What to produce:
What follows is a set of records, each of which is to be written out exactly.

Exercise inputs:

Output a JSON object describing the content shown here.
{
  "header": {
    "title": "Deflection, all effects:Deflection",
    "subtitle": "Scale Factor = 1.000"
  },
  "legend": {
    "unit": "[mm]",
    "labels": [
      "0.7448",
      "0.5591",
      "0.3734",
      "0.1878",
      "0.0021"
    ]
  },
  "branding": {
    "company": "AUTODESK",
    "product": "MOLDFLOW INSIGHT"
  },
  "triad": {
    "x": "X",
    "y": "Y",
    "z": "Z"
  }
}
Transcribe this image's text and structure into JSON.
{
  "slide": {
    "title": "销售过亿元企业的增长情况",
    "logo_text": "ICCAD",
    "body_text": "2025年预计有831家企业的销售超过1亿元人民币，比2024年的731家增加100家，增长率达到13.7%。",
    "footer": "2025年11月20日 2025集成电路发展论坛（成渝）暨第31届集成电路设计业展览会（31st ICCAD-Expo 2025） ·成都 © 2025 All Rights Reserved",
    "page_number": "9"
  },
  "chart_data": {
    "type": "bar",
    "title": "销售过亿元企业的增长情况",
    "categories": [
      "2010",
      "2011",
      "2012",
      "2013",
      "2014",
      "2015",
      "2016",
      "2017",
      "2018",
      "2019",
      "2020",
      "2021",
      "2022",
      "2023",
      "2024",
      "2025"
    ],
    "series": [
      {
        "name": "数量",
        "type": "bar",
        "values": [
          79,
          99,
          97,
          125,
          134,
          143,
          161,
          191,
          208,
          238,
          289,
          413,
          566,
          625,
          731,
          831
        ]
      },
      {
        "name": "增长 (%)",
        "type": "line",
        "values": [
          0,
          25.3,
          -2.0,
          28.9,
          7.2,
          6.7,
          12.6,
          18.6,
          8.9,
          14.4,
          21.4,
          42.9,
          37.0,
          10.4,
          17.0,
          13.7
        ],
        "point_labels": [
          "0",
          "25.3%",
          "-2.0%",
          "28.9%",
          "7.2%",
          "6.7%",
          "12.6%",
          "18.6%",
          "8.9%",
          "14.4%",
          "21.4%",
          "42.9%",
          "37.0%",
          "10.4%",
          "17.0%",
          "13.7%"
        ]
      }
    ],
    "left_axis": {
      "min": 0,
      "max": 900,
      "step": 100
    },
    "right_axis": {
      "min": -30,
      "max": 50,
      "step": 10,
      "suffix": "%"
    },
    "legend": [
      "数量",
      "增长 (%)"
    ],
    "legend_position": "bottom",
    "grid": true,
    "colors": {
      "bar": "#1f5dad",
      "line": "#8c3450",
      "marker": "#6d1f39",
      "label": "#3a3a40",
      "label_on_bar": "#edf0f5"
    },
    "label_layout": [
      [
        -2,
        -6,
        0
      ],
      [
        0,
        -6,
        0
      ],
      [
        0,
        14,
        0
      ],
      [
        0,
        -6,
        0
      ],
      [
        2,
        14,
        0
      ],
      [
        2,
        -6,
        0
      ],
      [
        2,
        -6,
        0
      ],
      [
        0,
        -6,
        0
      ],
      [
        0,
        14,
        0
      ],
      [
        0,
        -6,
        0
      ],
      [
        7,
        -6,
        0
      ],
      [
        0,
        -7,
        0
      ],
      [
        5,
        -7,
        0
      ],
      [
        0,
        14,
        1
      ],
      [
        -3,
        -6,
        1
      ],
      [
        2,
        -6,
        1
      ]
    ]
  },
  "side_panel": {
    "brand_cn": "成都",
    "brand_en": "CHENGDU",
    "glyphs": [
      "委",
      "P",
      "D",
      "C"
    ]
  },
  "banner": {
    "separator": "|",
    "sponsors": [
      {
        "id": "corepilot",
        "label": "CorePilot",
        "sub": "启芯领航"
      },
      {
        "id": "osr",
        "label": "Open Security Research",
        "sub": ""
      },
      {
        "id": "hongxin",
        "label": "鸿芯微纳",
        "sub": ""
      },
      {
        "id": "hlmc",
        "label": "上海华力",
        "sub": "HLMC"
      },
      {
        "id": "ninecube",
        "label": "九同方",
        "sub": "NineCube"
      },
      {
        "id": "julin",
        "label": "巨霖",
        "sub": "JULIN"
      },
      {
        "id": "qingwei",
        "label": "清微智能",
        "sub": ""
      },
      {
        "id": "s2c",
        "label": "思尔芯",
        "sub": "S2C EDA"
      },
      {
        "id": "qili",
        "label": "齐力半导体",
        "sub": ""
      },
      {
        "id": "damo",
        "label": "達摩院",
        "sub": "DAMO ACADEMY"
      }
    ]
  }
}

Complete answer:
Output a JSON object describing the content shown here.
{
  "header": {
    "title": "Deflection, all effects:Deflection",
    "subtitle": "Scale Factor = 1.000"
  },
  "legend": {
    "unit": "[mm]",
    "labels": [
      "0.7448",
      "0.5591",
      "0.3734",
      "0.1878",
      "0.0021"
    ]
  },
  "branding": {
    "company": "AUTODESK",
    "product": "MOLDFLOW INSIGHT"
  },
  "triad": {
    "x": "X",
    "y": "Y",
    "z": "Z"
  }
}
Transcribe this image's text and structure into JSON.
{
  "slide": {
    "title": "销售过亿元企业的增长情况",
    "logo_text": "ICCAD",
    "body_text": "2025年预计有831家企业的销售超过1亿元人民币，比2024年的731家增加100家，增长率达到13.7%。",
    "footer": "2025年11月20日 2025集成电路发展论坛（成渝）暨第31届集成电路设计业展览会（31st ICCAD-Expo 2025） ·成都 © 2025 All Rights Reserved",
    "page_number": "9"
  },
  "chart_data": {
    "type": "bar",
    "title": "销售过亿元企业的增长情况",
    "categories": [
      "2010",
      "2011",
      "2012",
      "2013",
      "2014",
      "2015",
      "2016",
      "2017",
      "2018",
      "2019",
      "2020",
      "2021",
      "2022",
      "2023",
      "2024",
      "2025"
    ],
    "series": [
      {
        "name": "数量",
        "type": "bar",
        "values": [
          79,
          99,
          97,
          125,
          134,
          143,
          161,
          191,
          208,
          238,
          289,
          413,
          566,
          625,
          731,
          831
        ]
      },
      {
        "name": "增长 (%)",
        "type": "line",
        "values": [
          0,
          25.3,
          -2.0,
          28.9,
          7.2,
          6.7,
          12.6,
          18.6,
          8.9,
          14.4,
          21.4,
          42.9,
          37.0,
          10.4,
          17.0,
          13.7
        ],
        "point_labels": [
          "0",
          "25.3%",
          "-2.0%",
          "28.9%",
          "7.2%",
          "6.7%",
          "12.6%",
          "18.6%",
          "8.9%",
          "14.4%",
          "21.4%",
          "42.9%",
          "37.0%",
          "10.4%",
          "17.0%",
          "13.7%"
        ]
      }
    ],
    "left_axis": {
      "min": 0,
      "max": 900,
      "step": 100
    },
    "right_axis": {
      "min": -30,
      "max": 50,
      "step": 10,
      "suffix": "%"
    },
    "legend": [
      "数量",
      "增长 (%)"
    ],
    "legend_position": "bottom",
    "grid": true,
    "colors": {
      "bar": "#1f5dad",
      "line": "#8c3450",
      "marker": "#6d1f39",
      "label": "#3a3a40",
      "label_on_bar": "#edf0f5"
    },
    "label_layout": [
      [
        -2,
        -6,
        0
      ],
      [
        0,
        -6,
        0
      ],
      [
        0,
        14,
        0
      ],
      [
        0,
        -6,
        0
      ],
      [
        2,
        14,
        0
      ],
      [
        2,
        -6,
        0
      ],
      [
        2,
        -6,
        0
      ],
      [
        0,
        -6,
        0
      ],
      [
        0,
        14,
        0
      ],
      [
        0,
        -6,
        0
      ],
      [
        7,
        -6,
        0
      ],
      [
        0,
        -7,
        0
      ],
      [
        5,
        -7,
        0
      ],
      [
        0,
        14,
        1
      ],
      [
        -3,
        -6,
        1
      ],
      [
        2,
        -6,
        1
      ]
    ]
  },
  "side_panel": {
    "brand_cn": "成都",
    "brand_en": "CHENGDU",
    "glyphs": [
      "委",
      "P",
      "D",
      "C"
    ]
  },
  "banner": {
    "separator": "|",
    "sponsors": [
      {
        "id": "corepilot",
        "label": "CorePilot",
        "sub": "启芯领航"
      },
      {
        "id": "osr",
        "label": "Open Security Research",
        "sub": ""
      },
      {
        "id": "hongxin",
        "label": "鸿芯微纳",
        "sub": ""
      },
      {
        "id": "hlmc",
        "label": "上海华力",
        "sub": "HLMC"
      },
      {
        "id": "ninecube",
        "label": "九同方",
        "sub": "NineCube"
      },
      {
        "id": "julin",
        "label": "巨霖",
        "sub": "JULIN"
      },
      {
        "id": "qingwei",
        "label": "清微智能",
        "sub": ""
      },
      {
        "id": "s2c",
        "label": "思尔芯",
        "sub": "S2C EDA"
      },
      {
        "id": "qili",
        "label": "齐力半导体",
        "sub": ""
      },
      {
        "id": "damo",
        "label": "達摩院",
        "sub": "DAMO ACADEMY"
      }
    ]
  }
}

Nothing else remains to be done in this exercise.